**WHAT IS REQUIRED**
From the entries that follow, gather each line holding the word "начисленных".

**ENTRIES SHOWN**
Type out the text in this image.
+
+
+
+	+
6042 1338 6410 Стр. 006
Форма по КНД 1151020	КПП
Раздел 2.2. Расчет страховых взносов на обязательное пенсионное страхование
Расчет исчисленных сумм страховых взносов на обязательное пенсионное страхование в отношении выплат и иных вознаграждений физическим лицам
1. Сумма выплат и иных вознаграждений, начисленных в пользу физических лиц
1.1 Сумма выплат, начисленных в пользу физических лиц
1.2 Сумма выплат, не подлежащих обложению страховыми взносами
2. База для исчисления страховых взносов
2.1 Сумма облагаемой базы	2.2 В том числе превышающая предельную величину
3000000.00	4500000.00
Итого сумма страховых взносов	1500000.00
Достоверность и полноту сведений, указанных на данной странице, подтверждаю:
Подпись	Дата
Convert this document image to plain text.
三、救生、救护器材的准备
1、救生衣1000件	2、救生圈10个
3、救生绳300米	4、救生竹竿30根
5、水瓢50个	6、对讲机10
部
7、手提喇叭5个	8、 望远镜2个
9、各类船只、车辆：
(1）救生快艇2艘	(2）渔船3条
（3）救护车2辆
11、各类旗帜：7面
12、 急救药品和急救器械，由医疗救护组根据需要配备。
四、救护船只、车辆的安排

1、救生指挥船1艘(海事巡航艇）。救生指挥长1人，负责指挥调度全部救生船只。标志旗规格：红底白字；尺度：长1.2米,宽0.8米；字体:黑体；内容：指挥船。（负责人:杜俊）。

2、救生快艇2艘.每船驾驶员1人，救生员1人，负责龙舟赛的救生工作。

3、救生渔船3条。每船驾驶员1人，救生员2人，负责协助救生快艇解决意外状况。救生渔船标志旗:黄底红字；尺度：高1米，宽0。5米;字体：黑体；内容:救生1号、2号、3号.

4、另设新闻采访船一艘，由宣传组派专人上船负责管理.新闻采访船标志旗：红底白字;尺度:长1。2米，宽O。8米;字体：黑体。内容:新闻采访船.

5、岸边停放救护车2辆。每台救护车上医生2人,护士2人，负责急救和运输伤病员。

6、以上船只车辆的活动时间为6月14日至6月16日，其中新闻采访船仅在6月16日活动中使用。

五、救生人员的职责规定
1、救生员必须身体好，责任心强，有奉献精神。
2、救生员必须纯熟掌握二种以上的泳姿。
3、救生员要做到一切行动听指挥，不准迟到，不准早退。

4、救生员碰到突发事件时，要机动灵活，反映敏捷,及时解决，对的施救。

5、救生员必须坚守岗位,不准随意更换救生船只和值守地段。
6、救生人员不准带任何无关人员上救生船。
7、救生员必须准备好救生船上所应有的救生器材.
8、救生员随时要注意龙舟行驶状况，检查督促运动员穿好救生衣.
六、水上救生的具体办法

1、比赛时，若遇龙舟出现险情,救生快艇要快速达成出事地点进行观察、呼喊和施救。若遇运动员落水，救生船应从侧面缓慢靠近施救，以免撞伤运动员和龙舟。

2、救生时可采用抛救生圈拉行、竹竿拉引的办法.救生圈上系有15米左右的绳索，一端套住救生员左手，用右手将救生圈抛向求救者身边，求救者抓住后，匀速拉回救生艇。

**REPLY**
1. Сумма выплат и иных вознаграждений, начисленных в пользу физических лиц
1.1 Сумма выплат, начисленных в пользу физических лиц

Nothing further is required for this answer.